Document →
══════════

Sunday, February 20, 2011

Turn order and Initiative

There’s three main ways of organising how players take turns in a campaign ranging from the very simple simultaneous method, to the ordered method or the more complicated initiative method. Much like campaigns themselves, the simpler it is, the easier it is for the players to use but the less it offers in campaign strategy. There’s two main things to consider when deciding how the campaign turn will be ordered, the first is the order that the players will take their turns and the second is the order that their individual armies will move and battle.

The simplest way for the players to move their forces is simultaneously. Every player writes down the orders for each of their armies on a piece of paper or order sheet and then they’re all shown at the same time. Players then follow the various orders, moving armies, going into battle or performing other actions. The benefit of this method is that no player gets an advantage by moving first before another players has had chance to do something. It’s also very easy to run as all it requires is for the players to write their orders. The downside is that it can lead to situations where one army is constantly chasing another with never been able to seize the initiative and catch them. You could always add a rule that where an army is moving into an area at the same time as another is moving out, you roll to see if the escaping army manages to break off and escape or is caught and brought to battle which solves the constantly chasing problem that can occur with the simultaneous method.

The next method is ordered, where the order players take their turns is decided at the start of the campaign. Players can then either write their orders as normal or just decide on the fly what their armies will do that turn. This method can be simpler on the paperwork side but can lead to situations where one player is always last to move and often gets pinned in battles before they have chance to do anything.

The third method is initiative based, where the order players take their turns in that particular campaign turn is decided by random at the start of the campaign turn. This can be done by a simple roll off or by one person picking players tokens out of a cup. Although it requires a little bit more effort to do, it does allow players to seize the initiative which is far more realistic. The randomness of it means that one player is never always disadvantaged by going last, well as long as the dice gods don’t turn their back on them.

The other thing that you need to consider is how the individual armies making up a players force take their turns. This isn’t an issue with the simultaneous turn method as all the armies move at the same time but with the ordered and initiative methods, a little more planning is needed. With these methods, you need to decide whether all the armies in a players force move at the same time or whether the players take turns to move their armies individually. Although moving all the armies at the same time seems the simplest, it can lead to a situation where one player is able to deploy multiple armies against one single enemy army to overwhelm it. Whereas moving them individually if you’re not using orders can lead to a tit for tat situation, it can also give quite an advantage to a player who has more armies than another player as they get ‘extra’ turns.

══════════

Recorded information →
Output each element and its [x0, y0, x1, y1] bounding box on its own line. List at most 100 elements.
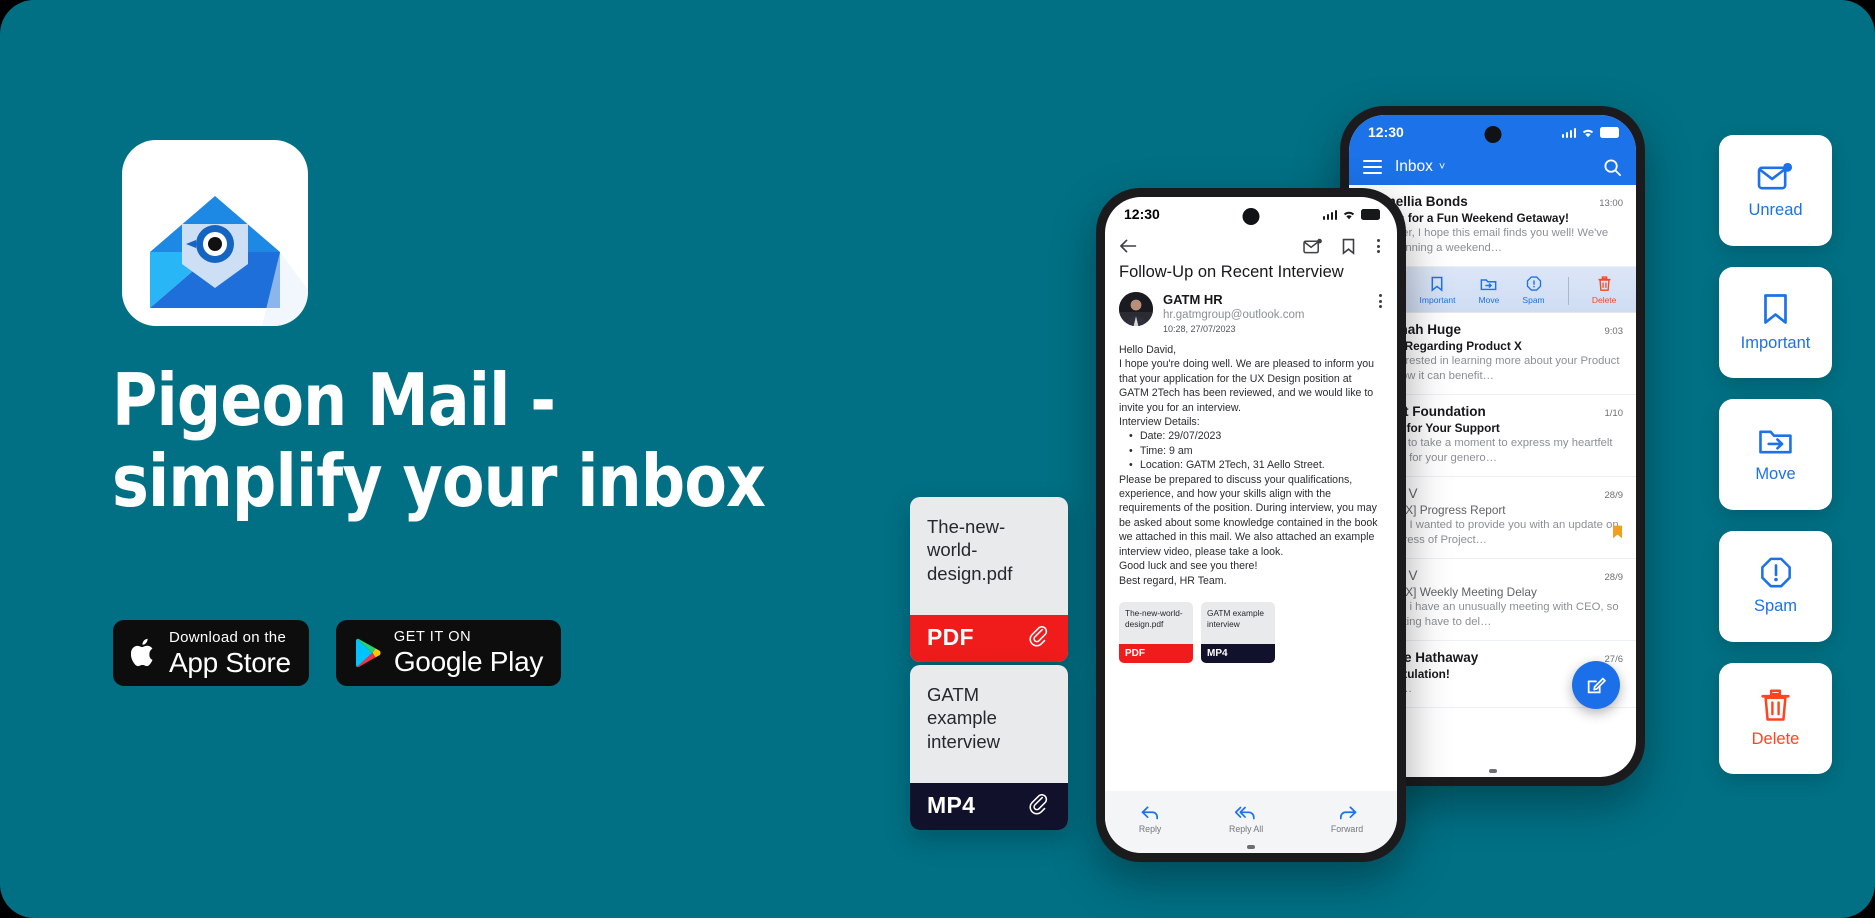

══════════

What to do →
1 > In the turn order post, reproduce the stretch from "The next method" through "to do anything.".
2 > Name each method of organizing player turns that the turn order post describes.
The data here come from a separate source.

Results of the tasks →
1 >
The next method is ordered, where the order players take their turns is decided at the start of the campaign. Players can then either write their orders as normal or just decide on the fly what their armies will do that turn. This method can be simpler on the paperwork side but can lead to situations where one player is always last to move and often gets pinned in battles before they have chance to do anything.

2 >
- Simultaneous
- Ordered
- Initiative